(Data extracted from a collection)

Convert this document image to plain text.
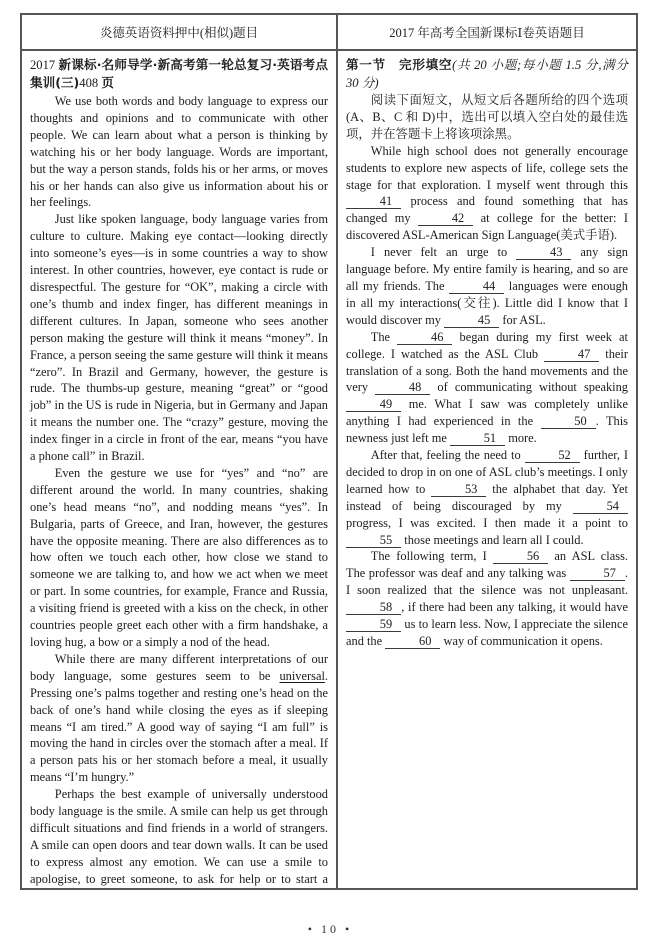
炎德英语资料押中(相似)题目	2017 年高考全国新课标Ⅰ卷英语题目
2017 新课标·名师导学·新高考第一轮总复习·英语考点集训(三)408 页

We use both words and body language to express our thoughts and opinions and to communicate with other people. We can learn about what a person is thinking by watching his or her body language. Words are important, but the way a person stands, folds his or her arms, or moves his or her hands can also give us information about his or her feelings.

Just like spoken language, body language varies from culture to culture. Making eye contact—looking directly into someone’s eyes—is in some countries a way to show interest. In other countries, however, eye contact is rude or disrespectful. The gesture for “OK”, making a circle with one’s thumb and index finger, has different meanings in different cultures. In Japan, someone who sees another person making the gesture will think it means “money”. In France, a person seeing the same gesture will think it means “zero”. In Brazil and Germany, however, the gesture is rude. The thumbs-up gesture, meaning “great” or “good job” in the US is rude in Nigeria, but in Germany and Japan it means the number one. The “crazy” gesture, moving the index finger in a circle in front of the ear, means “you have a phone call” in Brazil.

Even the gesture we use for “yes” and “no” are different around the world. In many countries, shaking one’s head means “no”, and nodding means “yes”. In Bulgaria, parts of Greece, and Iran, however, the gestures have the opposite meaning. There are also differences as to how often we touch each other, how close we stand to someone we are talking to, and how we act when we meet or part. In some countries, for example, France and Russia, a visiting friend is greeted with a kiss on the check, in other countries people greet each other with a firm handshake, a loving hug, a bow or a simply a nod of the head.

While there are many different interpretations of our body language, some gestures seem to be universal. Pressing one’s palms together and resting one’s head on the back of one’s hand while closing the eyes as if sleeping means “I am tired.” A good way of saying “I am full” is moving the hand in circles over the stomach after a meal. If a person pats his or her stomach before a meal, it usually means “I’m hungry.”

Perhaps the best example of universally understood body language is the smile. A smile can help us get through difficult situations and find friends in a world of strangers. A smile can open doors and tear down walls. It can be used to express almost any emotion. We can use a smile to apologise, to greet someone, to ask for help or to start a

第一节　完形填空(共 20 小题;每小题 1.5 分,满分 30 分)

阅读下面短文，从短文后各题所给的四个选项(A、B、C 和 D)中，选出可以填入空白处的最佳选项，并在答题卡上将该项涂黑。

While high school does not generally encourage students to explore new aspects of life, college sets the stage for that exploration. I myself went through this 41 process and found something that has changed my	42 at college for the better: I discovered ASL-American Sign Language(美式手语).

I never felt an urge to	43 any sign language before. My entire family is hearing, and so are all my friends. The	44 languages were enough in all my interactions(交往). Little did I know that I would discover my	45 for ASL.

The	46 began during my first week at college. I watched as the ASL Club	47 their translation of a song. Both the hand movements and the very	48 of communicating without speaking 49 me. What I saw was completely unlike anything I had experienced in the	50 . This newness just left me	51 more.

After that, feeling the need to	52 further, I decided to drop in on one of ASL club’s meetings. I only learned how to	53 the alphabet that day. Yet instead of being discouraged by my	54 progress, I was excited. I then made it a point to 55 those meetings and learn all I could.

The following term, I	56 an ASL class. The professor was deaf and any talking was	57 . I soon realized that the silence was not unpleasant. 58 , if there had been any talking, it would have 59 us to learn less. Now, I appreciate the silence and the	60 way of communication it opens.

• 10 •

* * *

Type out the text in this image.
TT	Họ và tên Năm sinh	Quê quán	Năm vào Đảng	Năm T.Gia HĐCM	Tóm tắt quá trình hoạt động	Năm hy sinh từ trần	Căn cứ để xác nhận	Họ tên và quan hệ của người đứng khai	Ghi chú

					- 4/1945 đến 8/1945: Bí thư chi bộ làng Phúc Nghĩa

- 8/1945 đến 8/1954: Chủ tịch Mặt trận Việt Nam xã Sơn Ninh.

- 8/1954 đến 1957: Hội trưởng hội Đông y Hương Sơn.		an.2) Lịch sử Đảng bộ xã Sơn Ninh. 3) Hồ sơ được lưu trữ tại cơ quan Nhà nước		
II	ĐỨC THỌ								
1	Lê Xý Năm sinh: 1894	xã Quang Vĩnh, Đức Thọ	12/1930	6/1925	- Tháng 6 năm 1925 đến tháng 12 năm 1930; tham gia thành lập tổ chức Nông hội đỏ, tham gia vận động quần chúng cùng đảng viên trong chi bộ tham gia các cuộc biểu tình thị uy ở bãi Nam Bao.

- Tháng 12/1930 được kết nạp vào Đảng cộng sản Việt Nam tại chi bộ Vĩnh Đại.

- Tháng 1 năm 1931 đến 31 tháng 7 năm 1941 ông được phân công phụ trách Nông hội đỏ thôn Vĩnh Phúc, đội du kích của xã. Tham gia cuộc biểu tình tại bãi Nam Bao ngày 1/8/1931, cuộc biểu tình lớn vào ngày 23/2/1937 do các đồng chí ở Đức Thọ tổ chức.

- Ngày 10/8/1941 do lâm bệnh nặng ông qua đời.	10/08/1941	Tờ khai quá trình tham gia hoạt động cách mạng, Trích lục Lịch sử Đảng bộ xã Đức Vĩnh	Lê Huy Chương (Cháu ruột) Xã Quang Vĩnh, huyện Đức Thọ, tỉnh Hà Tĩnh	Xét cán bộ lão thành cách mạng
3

...

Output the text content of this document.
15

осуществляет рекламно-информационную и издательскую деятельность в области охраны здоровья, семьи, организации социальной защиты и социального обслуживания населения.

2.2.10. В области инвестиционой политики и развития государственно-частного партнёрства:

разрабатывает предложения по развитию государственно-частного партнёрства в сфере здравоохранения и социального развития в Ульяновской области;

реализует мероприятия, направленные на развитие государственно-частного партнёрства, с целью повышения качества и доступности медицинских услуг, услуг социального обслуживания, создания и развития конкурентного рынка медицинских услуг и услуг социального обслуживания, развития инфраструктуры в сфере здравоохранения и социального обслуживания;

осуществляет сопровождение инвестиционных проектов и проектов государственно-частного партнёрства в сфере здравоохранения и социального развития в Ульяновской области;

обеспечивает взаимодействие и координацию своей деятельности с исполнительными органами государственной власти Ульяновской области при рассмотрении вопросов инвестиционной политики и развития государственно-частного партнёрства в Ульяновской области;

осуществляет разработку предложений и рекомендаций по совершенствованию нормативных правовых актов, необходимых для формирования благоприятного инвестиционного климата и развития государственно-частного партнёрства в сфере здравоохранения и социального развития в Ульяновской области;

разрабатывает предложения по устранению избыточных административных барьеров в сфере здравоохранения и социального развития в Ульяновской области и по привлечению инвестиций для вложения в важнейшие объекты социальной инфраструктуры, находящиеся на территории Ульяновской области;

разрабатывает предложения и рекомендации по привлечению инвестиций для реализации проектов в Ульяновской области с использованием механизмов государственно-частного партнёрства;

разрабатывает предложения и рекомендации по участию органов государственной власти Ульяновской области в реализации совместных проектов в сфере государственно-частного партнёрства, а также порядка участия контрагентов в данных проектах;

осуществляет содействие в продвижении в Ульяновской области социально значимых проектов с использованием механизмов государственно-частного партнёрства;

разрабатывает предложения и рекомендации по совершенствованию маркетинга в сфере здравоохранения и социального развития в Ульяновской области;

The problem ▸ Copy every single line of the material above that holds "also".

Finished task ▸
We use both words and body language to express our thoughts and opinions and to communicate with other people. We can learn about what a person is thinking by watching his or her body language. Words are important, but the way a person stands, folds his or her arms, or moves his or her hands can also give us information about his or her feelings.
Even the gesture we use for “yes” and “no” are different around the world. In many countries, shaking one’s head means “no”, and nodding means “yes”. In Bulgaria, parts of Greece, and Iran, however, the gestures have the opposite meaning. There are also differences as to how often we touch each other, how close we stand to someone we are talking to, and how we act when we meet or part. In some countries, for example, France and Russia, a visiting friend is greeted with a kiss on the check, in other countries people greet each other with a firm handshake, a loving hug, a bow or a simply a nod of the head.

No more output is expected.